• _Data shown_:
-- Begin --

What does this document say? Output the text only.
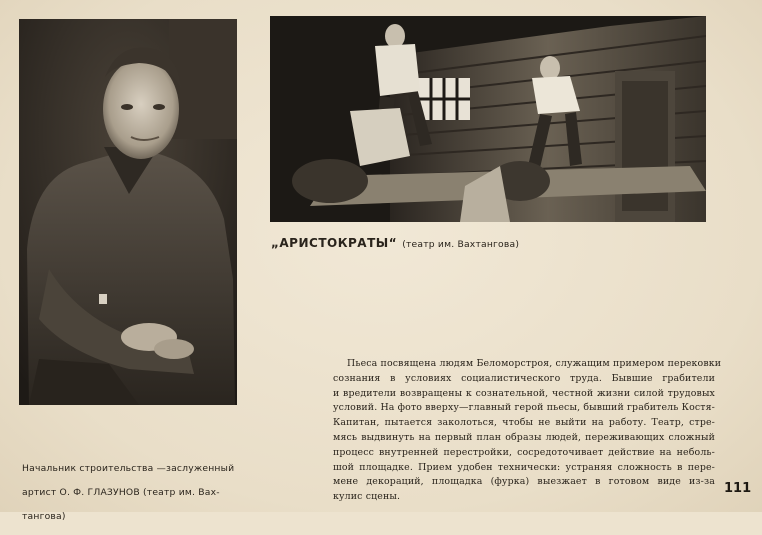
„АРИСТОКРАТЫ“ (театр им. Вахтангова)

Начальник строительства —заслуженный

артист О. Ф. ГЛАЗУНОВ (театр им. Вах-

тангова)

Пьеса посвящена людям Беломорстроя, служащим примером перековки
сознания в условиях социалистического труда. Бывшие грабители
и вредители возвращены к сознательной, честной жизни силой трудовых
условий. На фото вверху—главный герой пьесы, бывший грабитель Костя-
Капитан, пытается заколоться, чтобы не выйти на работу. Театр, стре-
мясь выдвинуть на первый план образы людей, переживающих сложный
процесс внутренней перестройки, сосредоточивает действие на неболь-
шой площадке. Прием удобен технически: устраняя сложность в пере-
мене декораций, площадка (фурка) выезжает в готовом виде из-за
кулис сцены.
111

-- End --

• _Required work_:
Pictures are not part of the copy; output everything else in the records exactly.

• _Expected answer_:
What does this document say? Output the text only.
„АРИСТОКРАТЫ“ (театр им. Вахтангова)

Начальник строительства —заслуженный

артист О. Ф. ГЛАЗУНОВ (театр им. Вах-

тангова)

Пьеса посвящена людям Беломорстроя, служащим примером перековки
сознания в условиях социалистического труда. Бывшие грабители
и вредители возвращены к сознательной, честной жизни силой трудовых
условий. На фото вверху—главный герой пьесы, бывший грабитель Костя-
Капитан, пытается заколоться, чтобы не выйти на работу. Театр, стре-
мясь выдвинуть на первый план образы людей, переживающих сложный
процесс внутренней перестройки, сосредоточивает действие на неболь-
шой площадке. Прием удобен технически: устраняя сложность в пере-
мене декораций, площадка (фурка) выезжает в готовом виде из-за
кулис сцены.
111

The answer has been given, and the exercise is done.